┌──
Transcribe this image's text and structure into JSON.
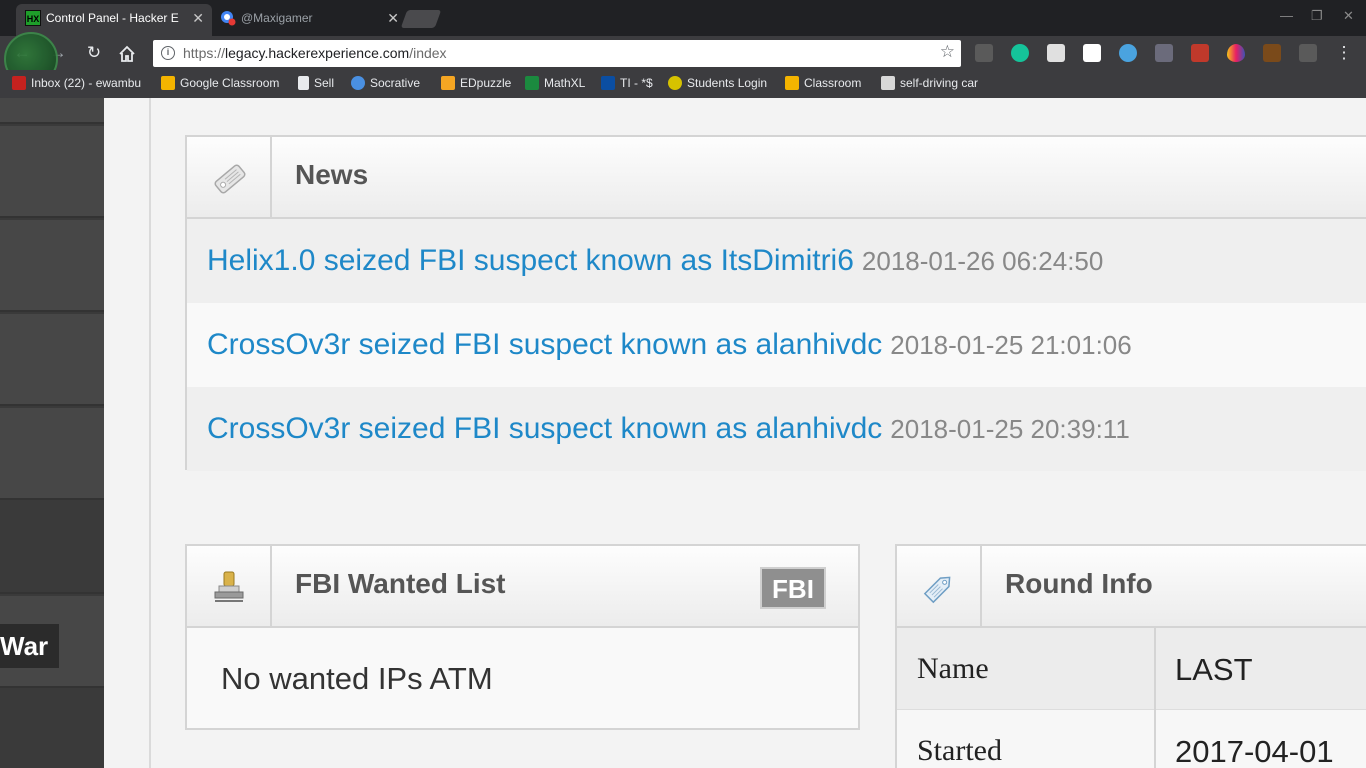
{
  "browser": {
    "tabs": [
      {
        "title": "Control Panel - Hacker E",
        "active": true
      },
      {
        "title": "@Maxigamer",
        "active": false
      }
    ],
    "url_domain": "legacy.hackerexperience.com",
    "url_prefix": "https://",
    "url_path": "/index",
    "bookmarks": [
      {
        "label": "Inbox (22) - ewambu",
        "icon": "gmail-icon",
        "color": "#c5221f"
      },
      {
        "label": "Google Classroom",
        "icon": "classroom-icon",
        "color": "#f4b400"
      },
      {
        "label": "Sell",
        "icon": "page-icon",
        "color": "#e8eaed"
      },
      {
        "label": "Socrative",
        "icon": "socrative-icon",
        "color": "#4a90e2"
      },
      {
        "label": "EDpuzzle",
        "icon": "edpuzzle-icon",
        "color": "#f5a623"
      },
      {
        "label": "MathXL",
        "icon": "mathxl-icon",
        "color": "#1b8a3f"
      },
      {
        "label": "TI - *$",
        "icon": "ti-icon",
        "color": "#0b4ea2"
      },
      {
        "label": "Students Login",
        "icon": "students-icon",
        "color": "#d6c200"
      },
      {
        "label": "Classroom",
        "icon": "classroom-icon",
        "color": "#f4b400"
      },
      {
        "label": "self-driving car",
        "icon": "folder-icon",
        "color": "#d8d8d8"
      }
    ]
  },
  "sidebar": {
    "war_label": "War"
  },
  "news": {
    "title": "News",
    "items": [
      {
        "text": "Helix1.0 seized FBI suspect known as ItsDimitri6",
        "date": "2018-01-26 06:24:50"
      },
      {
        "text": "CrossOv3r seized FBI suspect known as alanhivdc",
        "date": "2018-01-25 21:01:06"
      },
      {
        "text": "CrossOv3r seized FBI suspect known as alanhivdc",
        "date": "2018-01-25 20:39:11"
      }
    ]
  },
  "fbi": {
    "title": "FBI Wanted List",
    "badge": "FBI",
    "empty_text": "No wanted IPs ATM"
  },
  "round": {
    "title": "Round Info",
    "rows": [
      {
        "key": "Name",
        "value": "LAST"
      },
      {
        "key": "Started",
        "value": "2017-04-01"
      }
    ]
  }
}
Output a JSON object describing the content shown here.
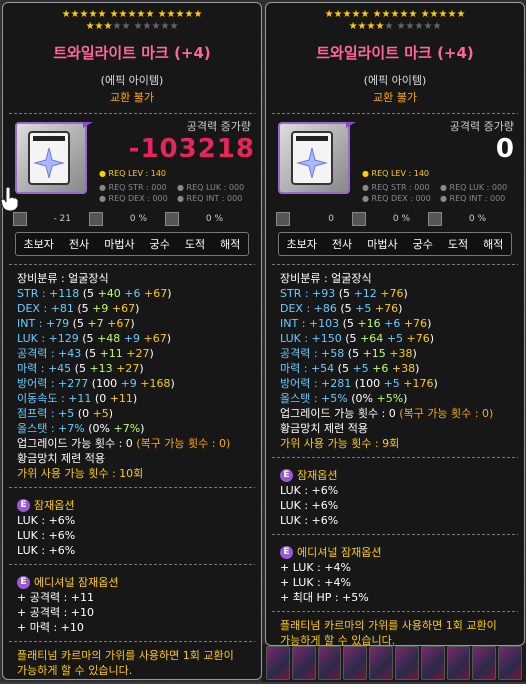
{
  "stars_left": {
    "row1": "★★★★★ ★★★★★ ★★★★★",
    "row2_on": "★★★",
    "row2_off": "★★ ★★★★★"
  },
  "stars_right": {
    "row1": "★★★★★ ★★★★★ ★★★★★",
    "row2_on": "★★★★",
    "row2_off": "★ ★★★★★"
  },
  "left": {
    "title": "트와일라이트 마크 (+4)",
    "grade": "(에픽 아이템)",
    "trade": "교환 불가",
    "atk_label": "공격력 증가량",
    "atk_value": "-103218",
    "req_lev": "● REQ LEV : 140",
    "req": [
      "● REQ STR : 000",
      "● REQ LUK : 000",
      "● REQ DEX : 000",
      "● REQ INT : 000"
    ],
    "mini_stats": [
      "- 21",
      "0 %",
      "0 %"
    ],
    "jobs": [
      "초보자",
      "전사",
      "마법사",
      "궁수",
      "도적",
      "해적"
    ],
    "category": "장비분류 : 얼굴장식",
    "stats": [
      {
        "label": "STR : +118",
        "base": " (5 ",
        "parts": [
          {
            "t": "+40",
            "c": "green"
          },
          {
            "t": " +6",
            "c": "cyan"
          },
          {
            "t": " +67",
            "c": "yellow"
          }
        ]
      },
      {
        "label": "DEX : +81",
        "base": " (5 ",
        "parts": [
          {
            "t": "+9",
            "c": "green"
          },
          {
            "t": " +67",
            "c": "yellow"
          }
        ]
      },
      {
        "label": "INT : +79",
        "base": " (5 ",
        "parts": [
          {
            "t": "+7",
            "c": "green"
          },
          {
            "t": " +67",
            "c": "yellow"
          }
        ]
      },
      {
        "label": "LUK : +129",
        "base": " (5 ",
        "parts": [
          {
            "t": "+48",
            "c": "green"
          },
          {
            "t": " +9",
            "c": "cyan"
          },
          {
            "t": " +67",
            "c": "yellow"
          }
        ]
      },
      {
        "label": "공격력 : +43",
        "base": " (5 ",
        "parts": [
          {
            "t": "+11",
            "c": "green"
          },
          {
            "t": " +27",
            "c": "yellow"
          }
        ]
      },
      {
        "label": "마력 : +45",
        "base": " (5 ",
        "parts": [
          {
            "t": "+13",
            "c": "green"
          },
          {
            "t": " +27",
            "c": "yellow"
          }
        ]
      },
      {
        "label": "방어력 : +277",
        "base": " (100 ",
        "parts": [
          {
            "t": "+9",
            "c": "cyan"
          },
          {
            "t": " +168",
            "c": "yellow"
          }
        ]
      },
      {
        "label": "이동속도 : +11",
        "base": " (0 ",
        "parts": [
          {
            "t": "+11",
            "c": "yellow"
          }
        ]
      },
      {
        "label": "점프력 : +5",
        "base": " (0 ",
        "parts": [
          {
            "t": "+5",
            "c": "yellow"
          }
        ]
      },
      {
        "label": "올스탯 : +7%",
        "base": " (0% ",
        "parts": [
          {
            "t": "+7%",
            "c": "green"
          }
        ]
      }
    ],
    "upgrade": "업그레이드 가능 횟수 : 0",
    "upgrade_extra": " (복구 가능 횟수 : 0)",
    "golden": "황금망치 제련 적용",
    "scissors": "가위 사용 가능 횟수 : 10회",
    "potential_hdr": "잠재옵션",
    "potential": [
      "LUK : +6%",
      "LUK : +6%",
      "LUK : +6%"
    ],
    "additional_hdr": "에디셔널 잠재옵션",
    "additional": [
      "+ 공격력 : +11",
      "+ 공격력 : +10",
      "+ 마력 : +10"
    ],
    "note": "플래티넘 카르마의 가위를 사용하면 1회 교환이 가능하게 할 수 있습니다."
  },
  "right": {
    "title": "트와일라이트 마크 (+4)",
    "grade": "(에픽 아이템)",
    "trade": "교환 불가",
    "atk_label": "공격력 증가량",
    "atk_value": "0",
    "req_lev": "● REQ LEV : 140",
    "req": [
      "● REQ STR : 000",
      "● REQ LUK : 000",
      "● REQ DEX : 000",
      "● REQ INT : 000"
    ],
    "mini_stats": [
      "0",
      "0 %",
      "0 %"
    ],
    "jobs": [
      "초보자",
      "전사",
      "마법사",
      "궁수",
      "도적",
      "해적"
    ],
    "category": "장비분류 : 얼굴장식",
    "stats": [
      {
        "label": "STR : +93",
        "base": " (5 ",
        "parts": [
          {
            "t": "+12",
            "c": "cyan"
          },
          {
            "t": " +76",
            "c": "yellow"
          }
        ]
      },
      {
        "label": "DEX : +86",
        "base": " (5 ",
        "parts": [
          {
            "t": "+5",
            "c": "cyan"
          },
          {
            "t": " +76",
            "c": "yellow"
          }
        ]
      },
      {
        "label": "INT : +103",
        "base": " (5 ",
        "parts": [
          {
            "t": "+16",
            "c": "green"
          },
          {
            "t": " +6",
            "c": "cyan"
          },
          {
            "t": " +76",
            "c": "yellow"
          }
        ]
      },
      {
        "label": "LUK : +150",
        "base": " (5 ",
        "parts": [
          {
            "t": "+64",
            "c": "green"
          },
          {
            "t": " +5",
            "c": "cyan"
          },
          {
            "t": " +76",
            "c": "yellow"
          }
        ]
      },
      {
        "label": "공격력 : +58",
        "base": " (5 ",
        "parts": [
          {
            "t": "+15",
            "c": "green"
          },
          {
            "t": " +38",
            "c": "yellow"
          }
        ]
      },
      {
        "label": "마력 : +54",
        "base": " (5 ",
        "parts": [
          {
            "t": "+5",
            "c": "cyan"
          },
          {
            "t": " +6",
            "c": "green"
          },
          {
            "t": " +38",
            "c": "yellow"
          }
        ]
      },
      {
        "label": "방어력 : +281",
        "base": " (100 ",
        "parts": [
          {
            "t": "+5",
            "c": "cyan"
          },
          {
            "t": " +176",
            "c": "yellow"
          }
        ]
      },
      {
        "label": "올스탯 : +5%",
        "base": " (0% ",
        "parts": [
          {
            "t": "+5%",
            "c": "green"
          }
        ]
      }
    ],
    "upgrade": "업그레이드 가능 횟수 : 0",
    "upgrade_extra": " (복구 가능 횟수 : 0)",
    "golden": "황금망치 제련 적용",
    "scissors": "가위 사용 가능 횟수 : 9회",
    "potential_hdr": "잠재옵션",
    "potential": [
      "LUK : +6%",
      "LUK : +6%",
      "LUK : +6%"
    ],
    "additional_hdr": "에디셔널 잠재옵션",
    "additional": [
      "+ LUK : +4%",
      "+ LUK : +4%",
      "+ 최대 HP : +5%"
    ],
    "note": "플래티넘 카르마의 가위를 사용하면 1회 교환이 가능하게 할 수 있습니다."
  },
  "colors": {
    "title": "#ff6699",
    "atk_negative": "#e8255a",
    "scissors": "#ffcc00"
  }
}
└──
> _TO BE DONE_: Your task is to gather all lines from the entries above that hold the word "JSON".

> _EXERCISE RESULT_:
Transcribe this image's text and structure into JSON.
Output a JSON object describing the content shown here.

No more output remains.